Record extracts -
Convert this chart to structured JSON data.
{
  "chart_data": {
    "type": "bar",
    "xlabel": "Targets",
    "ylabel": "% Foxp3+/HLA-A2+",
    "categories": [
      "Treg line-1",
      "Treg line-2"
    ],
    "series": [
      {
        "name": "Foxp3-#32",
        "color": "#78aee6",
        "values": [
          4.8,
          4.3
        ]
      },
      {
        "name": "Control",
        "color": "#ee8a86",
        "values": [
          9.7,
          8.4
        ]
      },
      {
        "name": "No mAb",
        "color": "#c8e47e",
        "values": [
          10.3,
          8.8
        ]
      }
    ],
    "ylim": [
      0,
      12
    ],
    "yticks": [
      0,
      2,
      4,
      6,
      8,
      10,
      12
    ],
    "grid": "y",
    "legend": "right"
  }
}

Directions for this task - Reproduce each entry from the records above, character for character.

Right answer -
Convert this chart to structured JSON data.
{
  "chart_data": {
    "type": "bar",
    "xlabel": "Targets",
    "ylabel": "% Foxp3+/HLA-A2+",
    "categories": [
      "Treg line-1",
      "Treg line-2"
    ],
    "series": [
      {
        "name": "Foxp3-#32",
        "color": "#78aee6",
        "values": [
          4.8,
          4.3
        ]
      },
      {
        "name": "Control",
        "color": "#ee8a86",
        "values": [
          9.7,
          8.4
        ]
      },
      {
        "name": "No mAb",
        "color": "#c8e47e",
        "values": [
          10.3,
          8.8
        ]
      }
    ],
    "ylim": [
      0,
      12
    ],
    "yticks": [
      0,
      2,
      4,
      6,
      8,
      10,
      12
    ],
    "grid": "y",
    "legend": "right"
  }
}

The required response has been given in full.